# Start of MATERIAL PROVIDED

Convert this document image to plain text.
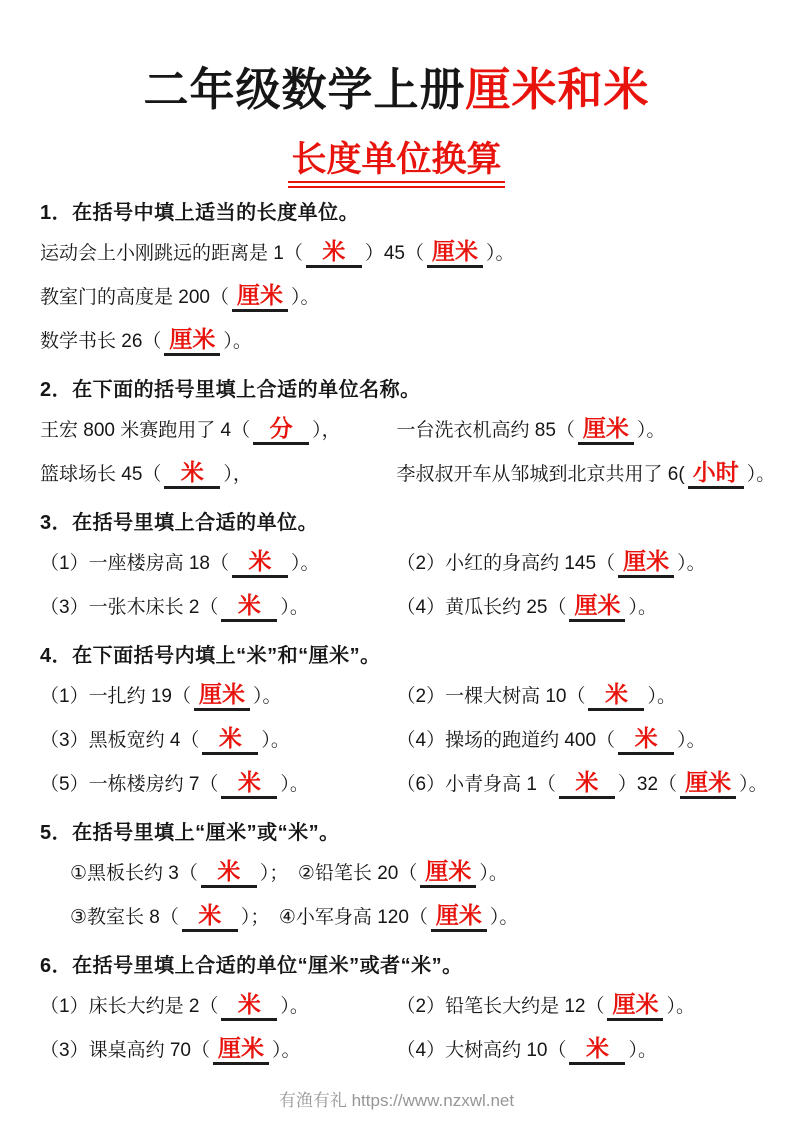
二年级数学上册厘米和米
长度单位换算
1．在括号中填上适当的长度单位。
运动会上小刚跳远的距离是 1（ 米 ）45（ 厘米 ）。
教室门的高度是 200（ 厘米 ）。
数学书长 26（ 厘米 ）。
2．在下面的括号里填上合适的单位名称。
王宏 800 米赛跑用了 4（ 分 ），	一台洗衣机高约 85（ 厘米 ）。
篮球场长 45（ 米 ），	李叔叔开车从邹城到北京共用了 6( 小时 ）。
3．在括号里填上合适的单位。
（1）一座楼房高 18（ 米 ）。	（2）小红的身高约 145（ 厘米 ）。
（3）一张木床长 2（ 米 ）。	（4）黄瓜长约 25（ 厘米 ）。
4．在下面括号内填上“米”和“厘米”。
（1）一扎约 19（ 厘米 ）。	（2）一棵大树高 10（ 米 ）。
（3）黑板宽约 4（ 米 ）。	（4）操场的跑道约 400（ 米 ）。
（5）一栋楼房约 7（ 米 ）。	（6）小青身高 1（ 米 ）32（ 厘米 ）。
5．在括号里填上“厘米”或“米”。
①黑板长约 3（ 米 ）；　②铅笔长 20（ 厘米 ）。
③教室长 8（ 米 ）；　④小军身高 120（ 厘米 ）。
6．在括号里填上合适的单位“厘米”或者“米”。
（1）床长大约是 2（ 米 ）。	（2）铅笔长大约是 12（ 厘米 ）。
（3）课桌高约 70（ 厘米 ）。	（4）大树高约 10（ 米 ）。
有渔有礼 https://www.nzxwl.net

# End of MATERIAL PROVIDED

> **OBJECTIVE**
Your task is to transcribe all of the records precisely, with no images included.

> **FULL OUTPUT**
Convert this document image to plain text.
二年级数学上册厘米和米
长度单位换算
1．在括号中填上适当的长度单位。
运动会上小刚跳远的距离是 1（ 米 ）45（ 厘米 ）。
教室门的高度是 200（ 厘米 ）。
数学书长 26（ 厘米 ）。
2．在下面的括号里填上合适的单位名称。
王宏 800 米赛跑用了 4（ 分 ），	一台洗衣机高约 85（ 厘米 ）。
篮球场长 45（ 米 ），	李叔叔开车从邹城到北京共用了 6( 小时 ）。
3．在括号里填上合适的单位。
（1）一座楼房高 18（ 米 ）。	（2）小红的身高约 145（ 厘米 ）。
（3）一张木床长 2（ 米 ）。	（4）黄瓜长约 25（ 厘米 ）。
4．在下面括号内填上“米”和“厘米”。
（1）一扎约 19（ 厘米 ）。	（2）一棵大树高 10（ 米 ）。
（3）黑板宽约 4（ 米 ）。	（4）操场的跑道约 400（ 米 ）。
（5）一栋楼房约 7（ 米 ）。	（6）小青身高 1（ 米 ）32（ 厘米 ）。
5．在括号里填上“厘米”或“米”。
①黑板长约 3（ 米 ）；　②铅笔长 20（ 厘米 ）。
③教室长 8（ 米 ）；　④小军身高 120（ 厘米 ）。
6．在括号里填上合适的单位“厘米”或者“米”。
（1）床长大约是 2（ 米 ）。	（2）铅笔长大约是 12（ 厘米 ）。
（3）课桌高约 70（ 厘米 ）。	（4）大树高约 10（ 米 ）。
有渔有礼 https://www.nzxwl.net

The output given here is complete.